### INSTRUCTION:
Wherever a line holds the string "output", copy that line.

### PROVIDED RECORDS:

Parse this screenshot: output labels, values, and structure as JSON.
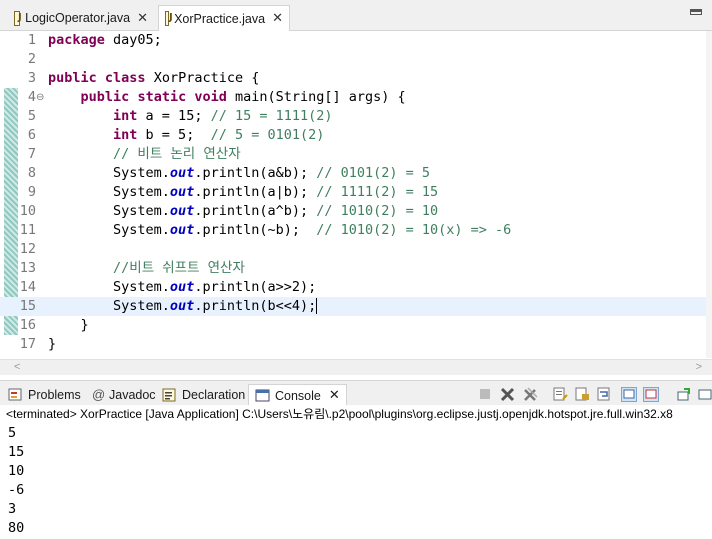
{
  "editor_tabs": [
    {
      "label": "LogicOperator.java",
      "active": false
    },
    {
      "label": "XorPractice.java",
      "active": true
    }
  ],
  "code_lines": [
    {
      "num": "1",
      "tokens": [
        {
          "t": "kw",
          "v": "package"
        },
        {
          "t": "p",
          "v": " day05;"
        }
      ]
    },
    {
      "num": "2",
      "tokens": []
    },
    {
      "num": "3",
      "tokens": [
        {
          "t": "kw",
          "v": "public"
        },
        {
          "t": "p",
          "v": " "
        },
        {
          "t": "kw",
          "v": "class"
        },
        {
          "t": "p",
          "v": " XorPractice {"
        }
      ]
    },
    {
      "num": "4",
      "fold": "⊖",
      "tokens": [
        {
          "t": "p",
          "v": "    "
        },
        {
          "t": "kw",
          "v": "public"
        },
        {
          "t": "p",
          "v": " "
        },
        {
          "t": "kw",
          "v": "static"
        },
        {
          "t": "p",
          "v": " "
        },
        {
          "t": "kw",
          "v": "void"
        },
        {
          "t": "p",
          "v": " main(String[] args) {"
        }
      ]
    },
    {
      "num": "5",
      "tokens": [
        {
          "t": "p",
          "v": "        "
        },
        {
          "t": "kw",
          "v": "int"
        },
        {
          "t": "p",
          "v": " a = 15; "
        },
        {
          "t": "cm",
          "v": "// 15 = 1111(2)"
        }
      ]
    },
    {
      "num": "6",
      "tokens": [
        {
          "t": "p",
          "v": "        "
        },
        {
          "t": "kw",
          "v": "int"
        },
        {
          "t": "p",
          "v": " b = 5;  "
        },
        {
          "t": "cm",
          "v": "// 5 = 0101(2)"
        }
      ]
    },
    {
      "num": "7",
      "tokens": [
        {
          "t": "p",
          "v": "        "
        },
        {
          "t": "cm",
          "v": "// 비트 논리 연산자"
        }
      ]
    },
    {
      "num": "8",
      "tokens": [
        {
          "t": "p",
          "v": "        System."
        },
        {
          "t": "st",
          "v": "out"
        },
        {
          "t": "p",
          "v": ".println(a&b); "
        },
        {
          "t": "cm",
          "v": "// 0101(2) = 5"
        }
      ]
    },
    {
      "num": "9",
      "tokens": [
        {
          "t": "p",
          "v": "        System."
        },
        {
          "t": "st",
          "v": "out"
        },
        {
          "t": "p",
          "v": ".println(a|b); "
        },
        {
          "t": "cm",
          "v": "// 1111(2) = 15"
        }
      ]
    },
    {
      "num": "10",
      "tokens": [
        {
          "t": "p",
          "v": "        System."
        },
        {
          "t": "st",
          "v": "out"
        },
        {
          "t": "p",
          "v": ".println(a^b); "
        },
        {
          "t": "cm",
          "v": "// 1010(2) = 10"
        }
      ]
    },
    {
      "num": "11",
      "tokens": [
        {
          "t": "p",
          "v": "        System."
        },
        {
          "t": "st",
          "v": "out"
        },
        {
          "t": "p",
          "v": ".println(~b);  "
        },
        {
          "t": "cm",
          "v": "// 1010(2) = 10(x) => -6"
        }
      ]
    },
    {
      "num": "12",
      "tokens": []
    },
    {
      "num": "13",
      "tokens": [
        {
          "t": "p",
          "v": "        "
        },
        {
          "t": "cm",
          "v": "//비트 쉬프트 연산자"
        }
      ]
    },
    {
      "num": "14",
      "tokens": [
        {
          "t": "p",
          "v": "        System."
        },
        {
          "t": "st",
          "v": "out"
        },
        {
          "t": "p",
          "v": ".println(a>>2);"
        }
      ]
    },
    {
      "num": "15",
      "current": true,
      "tokens": [
        {
          "t": "p",
          "v": "        System."
        },
        {
          "t": "st",
          "v": "out"
        },
        {
          "t": "p",
          "v": ".println(b<<4);"
        }
      ]
    },
    {
      "num": "16",
      "tokens": [
        {
          "t": "p",
          "v": "    }"
        }
      ]
    },
    {
      "num": "17",
      "tokens": [
        {
          "t": "p",
          "v": "}"
        }
      ]
    }
  ],
  "panel_tabs": [
    {
      "label": "Problems",
      "icon": "problems-icon"
    },
    {
      "label": "Javadoc",
      "icon": "javadoc-icon"
    },
    {
      "label": "Declaration",
      "icon": "declaration-icon"
    },
    {
      "label": "Console",
      "icon": "console-icon",
      "active": true
    }
  ],
  "console": {
    "status": "<terminated> XorPractice [Java Application] C:\\Users\\노유림\\.p2\\pool\\plugins\\org.eclipse.justj.openjdk.hotspot.jre.full.win32.x8",
    "output": [
      "5",
      "15",
      "10",
      "-6",
      "3",
      "80"
    ]
  },
  "colors": {
    "keyword": "#7f0055",
    "comment": "#3f7f5f",
    "static_field": "#0000c0",
    "current_line": "#e8f2fe"
  }
}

### WRITTEN RESPONSE:
Parse this screenshot: output labels, values, and structure as JSON.
    "output": [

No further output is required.